▶ [EXERCISE TASK]
Within the records that follow, find every line containing the string "name". Copy those lines.

-- Start SUPPLIED RECORDS --

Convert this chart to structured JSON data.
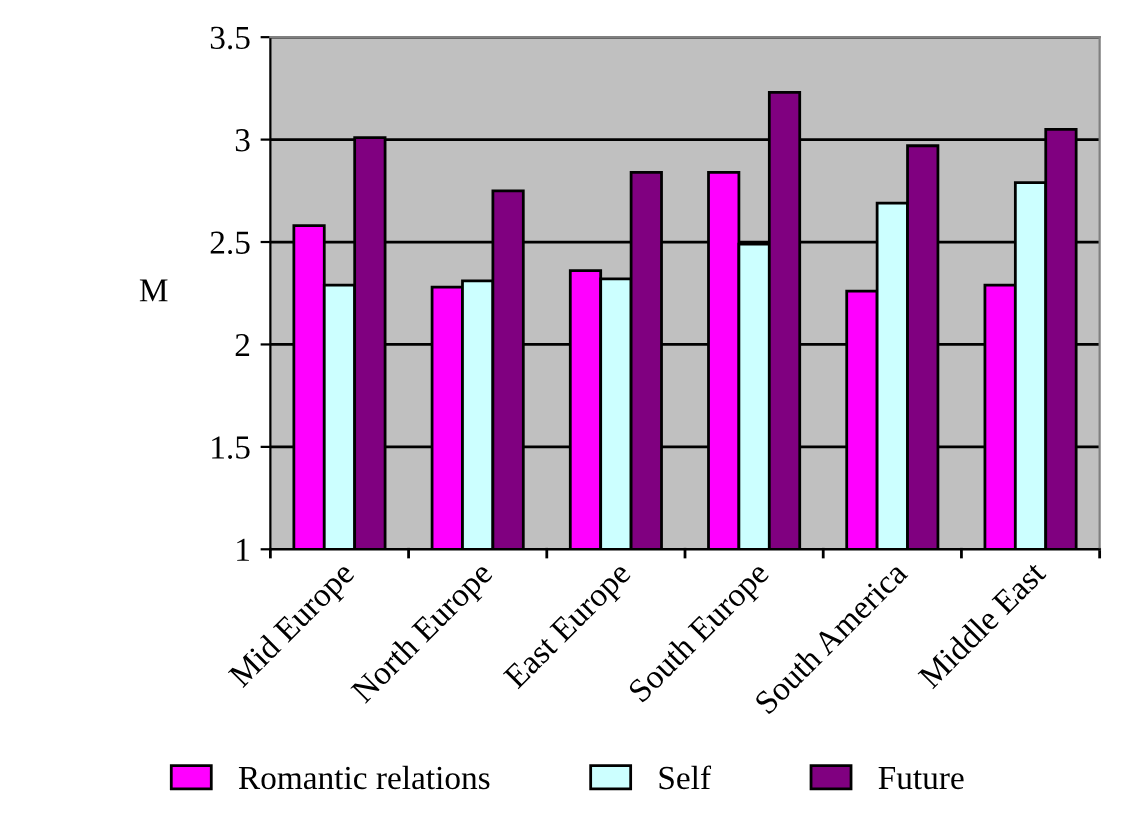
{
  "chart_data": {
    "type": "bar",
    "ylabel": "M",
    "categories": [
      "Mid Europe",
      "North Europe",
      "East Europe",
      "South Europe",
      "South America",
      "Middle East"
    ],
    "series": [
      {
        "name": "Romantic relations",
        "color": "#ff00ff",
        "values": [
          2.58,
          2.28,
          2.36,
          2.84,
          2.26,
          2.29
        ]
      },
      {
        "name": "Self",
        "color": "#ccffff",
        "values": [
          2.29,
          2.31,
          2.32,
          2.49,
          2.69,
          2.79
        ]
      },
      {
        "name": "Future",
        "color": "#800080",
        "values": [
          3.01,
          2.75,
          2.84,
          3.23,
          2.97,
          3.05
        ]
      }
    ],
    "ylim": [
      1,
      3.5
    ],
    "yticks": [
      1,
      1.5,
      2,
      2.5,
      3,
      3.5
    ],
    "grid": "y",
    "legend": "bottom"
  }
}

-- End SUPPLIED RECORDS --

▶ [THE COMPLETED TASK]
        "name": "Romantic relations",
        "name": "Self",
        "name": "Future",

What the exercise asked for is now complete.